== Text block

Conservatives were cheering when Justice Brett Kavanaugh was finally confirmed after a tumultuous process that polarized the nation. Leftists argued that Kavanaugh’s confirmation would be the end for women’s rights to make choices about abortions, among other things, even before the confirmation turned into a high school sexual assault circus.
Instead of hearing arguments in his first major abortion-related case since taking the bench, Kavanaugh sided with Chief Justice John Roberts and the four left-leaning Supreme Court Justices to decline to review it. Justices Clarence Thomas, Samuel Alito and Neil Gorsuch all wanted to hear the case, but it takes four.
According to Thomas, the move was political.
In February, the 10th U.S. Circuit Court of Appeals upheld a lower court ruling that Kansas was wrong to to end Planned Parenthood’s Medicaid funding, writing that states can’t cut off funding for reasons “unrelated to the provider’s competence and the quality of the healthcare it provides.” Four other appeals courts have ruled that Medicaid patients have the right to access the provider of their choice.
But the 8th U.S. Circuit Court of Appeals has held that states do have the right to terminate a provider’s Medicaid contract and that residents cannot challenge that decision.
The Supreme Court’s action Monday allows the split decisions to stand in different federal circuits. Thomas, in his dissent, wrote that the Supreme Court should have taken the cases to resolve conflicting findings from lower courts.
“Because of this Court’s inaction, patients in different States — even patients with the same providers — have different rights to challenge their State’s provider decisions,” Thomas wrote.

====
== Data to examine

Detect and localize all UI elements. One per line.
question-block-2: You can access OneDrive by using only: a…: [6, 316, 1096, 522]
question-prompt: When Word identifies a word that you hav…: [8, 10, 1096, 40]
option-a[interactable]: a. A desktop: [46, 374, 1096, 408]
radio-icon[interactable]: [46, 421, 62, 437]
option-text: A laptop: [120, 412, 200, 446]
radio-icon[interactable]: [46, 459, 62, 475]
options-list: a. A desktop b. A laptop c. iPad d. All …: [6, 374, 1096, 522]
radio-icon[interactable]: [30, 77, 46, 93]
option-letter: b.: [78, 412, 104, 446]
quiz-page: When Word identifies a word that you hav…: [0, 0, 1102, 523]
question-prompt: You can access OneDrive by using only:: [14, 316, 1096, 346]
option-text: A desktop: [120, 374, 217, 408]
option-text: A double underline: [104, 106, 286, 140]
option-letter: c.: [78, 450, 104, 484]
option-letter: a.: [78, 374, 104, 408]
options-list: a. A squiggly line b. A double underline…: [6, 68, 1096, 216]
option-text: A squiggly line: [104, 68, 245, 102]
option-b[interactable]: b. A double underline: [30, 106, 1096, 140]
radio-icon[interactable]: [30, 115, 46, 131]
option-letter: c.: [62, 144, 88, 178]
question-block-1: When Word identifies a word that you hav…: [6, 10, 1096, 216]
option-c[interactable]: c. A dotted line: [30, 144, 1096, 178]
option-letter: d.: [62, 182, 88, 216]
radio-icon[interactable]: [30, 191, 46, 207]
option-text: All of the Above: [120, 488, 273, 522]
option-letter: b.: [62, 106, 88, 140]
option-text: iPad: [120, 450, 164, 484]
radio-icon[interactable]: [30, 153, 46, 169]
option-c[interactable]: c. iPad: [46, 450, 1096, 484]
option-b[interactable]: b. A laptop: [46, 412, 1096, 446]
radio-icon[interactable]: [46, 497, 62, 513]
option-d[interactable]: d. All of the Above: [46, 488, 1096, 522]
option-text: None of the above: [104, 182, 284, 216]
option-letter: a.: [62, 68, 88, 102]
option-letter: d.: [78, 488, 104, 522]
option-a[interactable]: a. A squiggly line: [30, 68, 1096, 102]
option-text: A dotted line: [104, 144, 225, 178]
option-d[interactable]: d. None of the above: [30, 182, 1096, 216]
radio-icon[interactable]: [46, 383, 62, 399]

====

*Directions*.
a - In the article about Kavanaugh and the Planned Parenthood Medicaid case, which three justices wanted the Supreme Court to hear the case?
b - Carry on with the article about Kavanaugh and the Planned Parenthood Medicaid case, starting after its final sentence.
The rows have no connection to the article about Kavanaugh and the Planned Parenthood Medicaid case.

*Numbered answers*.
a - Clarence Thomas, Samuel Alito and Neil Gorsuch.

b -
Thomas is right. This is the type of case that is ideal for the Supreme Court to resolve the rights of individuals, who are currently bound by different laws in different states. The majority of the time, this isn’t a bad thing. States can and should act differently from one another. However, when it comes to a person’s right to challenge a federal funding, which Medicaid is in part, there needs to be clear direction from the Supreme Court.
As Thomas noted, the reasons for punting on this issue were clear.
“So what explains the court’s refusal to do its job here? I suspect it has something to do with the fact that some respondents in these cases are named ‘Planned Parenthood.’ That makes the Court’s decision particularly troubling, as the question presented has nothing to do with abortion,” Thomas wrote.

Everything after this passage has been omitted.